* **Given exercise**:
Write out each line from the data below that includes the word "Speed".

* **Data extracted from a collection**:
□ □ □ □

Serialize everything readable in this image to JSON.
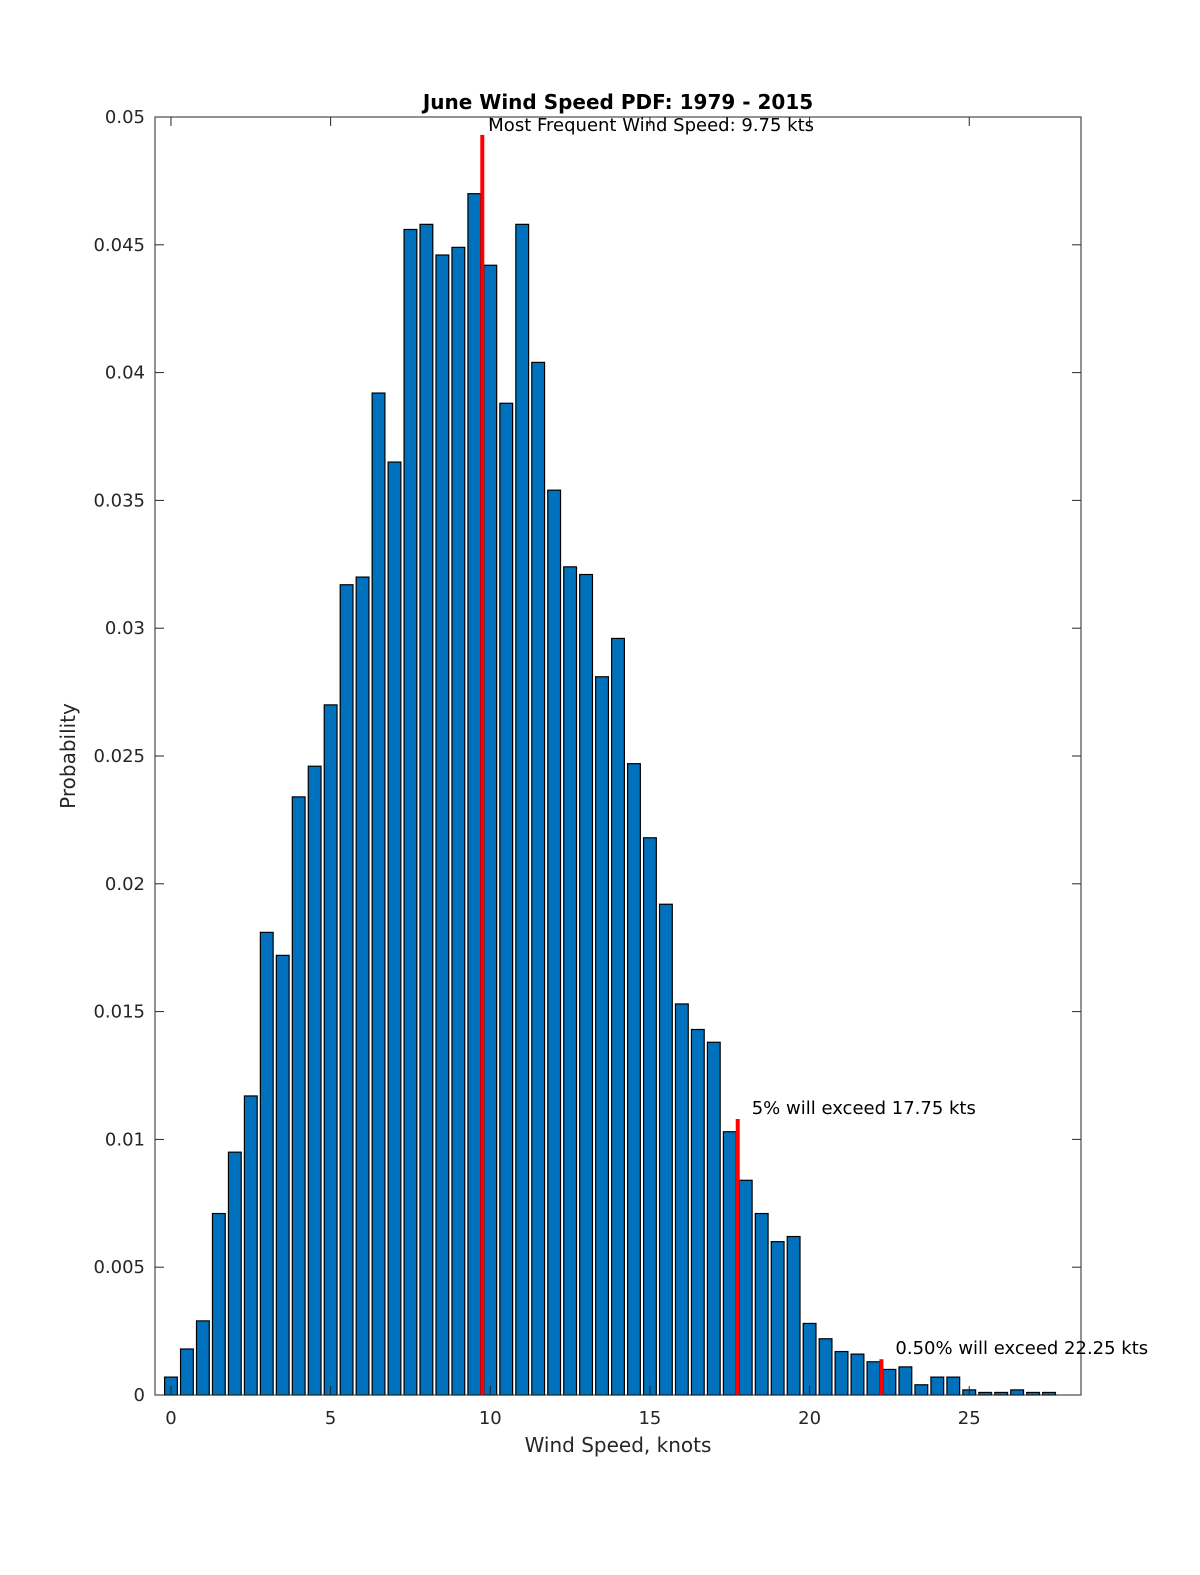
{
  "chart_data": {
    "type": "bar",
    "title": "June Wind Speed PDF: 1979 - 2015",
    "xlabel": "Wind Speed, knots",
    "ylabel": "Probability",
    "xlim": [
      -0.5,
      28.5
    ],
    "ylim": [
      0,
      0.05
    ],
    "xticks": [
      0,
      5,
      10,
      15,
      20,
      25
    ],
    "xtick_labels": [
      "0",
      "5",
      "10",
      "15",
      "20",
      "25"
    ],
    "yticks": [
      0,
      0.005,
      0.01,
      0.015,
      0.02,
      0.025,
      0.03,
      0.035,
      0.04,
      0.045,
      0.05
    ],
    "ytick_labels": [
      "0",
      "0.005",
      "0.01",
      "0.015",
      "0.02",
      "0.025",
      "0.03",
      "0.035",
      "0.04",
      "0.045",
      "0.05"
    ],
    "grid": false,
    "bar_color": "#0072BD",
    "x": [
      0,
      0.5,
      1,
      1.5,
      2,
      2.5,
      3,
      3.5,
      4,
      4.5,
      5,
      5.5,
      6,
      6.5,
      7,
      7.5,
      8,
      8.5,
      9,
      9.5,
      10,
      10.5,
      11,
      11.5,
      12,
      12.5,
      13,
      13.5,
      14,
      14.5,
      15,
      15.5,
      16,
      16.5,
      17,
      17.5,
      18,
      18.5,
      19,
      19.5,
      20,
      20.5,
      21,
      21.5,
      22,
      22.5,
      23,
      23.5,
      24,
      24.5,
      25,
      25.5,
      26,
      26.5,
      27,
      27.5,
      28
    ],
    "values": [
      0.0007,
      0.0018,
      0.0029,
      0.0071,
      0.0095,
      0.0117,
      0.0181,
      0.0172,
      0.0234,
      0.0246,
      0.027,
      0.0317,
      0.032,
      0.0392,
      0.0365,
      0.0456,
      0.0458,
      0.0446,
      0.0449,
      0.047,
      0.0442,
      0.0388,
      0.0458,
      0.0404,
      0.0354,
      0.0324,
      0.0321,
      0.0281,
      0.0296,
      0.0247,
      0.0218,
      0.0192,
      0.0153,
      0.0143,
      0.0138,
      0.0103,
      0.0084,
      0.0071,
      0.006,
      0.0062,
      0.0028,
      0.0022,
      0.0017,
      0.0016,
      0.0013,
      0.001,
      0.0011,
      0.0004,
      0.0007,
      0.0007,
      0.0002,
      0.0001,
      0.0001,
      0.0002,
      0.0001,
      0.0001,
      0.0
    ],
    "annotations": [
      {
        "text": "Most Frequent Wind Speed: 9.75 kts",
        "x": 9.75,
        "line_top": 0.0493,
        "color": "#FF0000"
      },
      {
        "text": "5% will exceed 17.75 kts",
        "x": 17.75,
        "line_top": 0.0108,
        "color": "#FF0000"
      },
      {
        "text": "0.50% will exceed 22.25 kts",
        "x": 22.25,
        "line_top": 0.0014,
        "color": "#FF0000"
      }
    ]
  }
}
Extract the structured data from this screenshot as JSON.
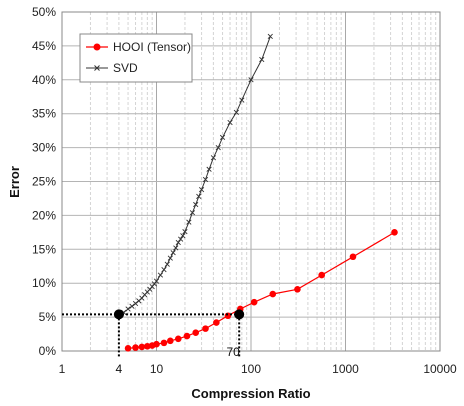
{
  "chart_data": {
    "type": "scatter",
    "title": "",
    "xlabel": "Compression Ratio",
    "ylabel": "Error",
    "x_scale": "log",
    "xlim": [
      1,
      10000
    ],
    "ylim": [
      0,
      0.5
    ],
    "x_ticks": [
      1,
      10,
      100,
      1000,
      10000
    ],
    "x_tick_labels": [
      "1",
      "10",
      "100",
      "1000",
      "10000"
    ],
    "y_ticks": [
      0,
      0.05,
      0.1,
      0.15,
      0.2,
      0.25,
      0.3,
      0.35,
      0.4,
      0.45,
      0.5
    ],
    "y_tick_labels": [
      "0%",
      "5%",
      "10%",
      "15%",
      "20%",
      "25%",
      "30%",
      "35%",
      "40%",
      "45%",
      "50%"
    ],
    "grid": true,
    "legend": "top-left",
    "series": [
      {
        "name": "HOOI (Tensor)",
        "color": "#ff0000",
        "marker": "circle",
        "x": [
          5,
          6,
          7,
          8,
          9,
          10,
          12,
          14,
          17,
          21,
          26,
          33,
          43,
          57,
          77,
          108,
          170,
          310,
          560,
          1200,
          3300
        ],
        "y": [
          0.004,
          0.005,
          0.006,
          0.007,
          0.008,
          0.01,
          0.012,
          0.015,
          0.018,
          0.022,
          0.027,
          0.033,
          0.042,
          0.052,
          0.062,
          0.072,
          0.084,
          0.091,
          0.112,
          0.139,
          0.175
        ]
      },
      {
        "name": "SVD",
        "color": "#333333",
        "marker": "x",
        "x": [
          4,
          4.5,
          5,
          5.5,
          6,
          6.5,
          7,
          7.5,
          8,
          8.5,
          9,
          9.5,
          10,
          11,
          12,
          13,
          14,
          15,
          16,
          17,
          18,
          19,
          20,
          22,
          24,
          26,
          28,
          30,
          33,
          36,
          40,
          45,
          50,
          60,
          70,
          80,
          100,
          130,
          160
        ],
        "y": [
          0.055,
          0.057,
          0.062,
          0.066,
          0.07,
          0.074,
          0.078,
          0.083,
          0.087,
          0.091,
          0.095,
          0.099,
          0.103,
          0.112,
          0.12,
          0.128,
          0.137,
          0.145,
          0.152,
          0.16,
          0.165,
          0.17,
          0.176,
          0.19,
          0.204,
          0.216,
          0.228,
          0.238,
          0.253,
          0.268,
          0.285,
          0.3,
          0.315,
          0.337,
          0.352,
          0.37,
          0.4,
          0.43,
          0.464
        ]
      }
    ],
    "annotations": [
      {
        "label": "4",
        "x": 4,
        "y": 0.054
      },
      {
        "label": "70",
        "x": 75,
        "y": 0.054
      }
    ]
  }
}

□ □ □ □

* **Solution**:
    "title": "June Wind Speed PDF: 1979 - 2015",
    "xlabel": "Wind Speed, knots",
        "text": "Most Frequent Wind Speed: 9.75 kts",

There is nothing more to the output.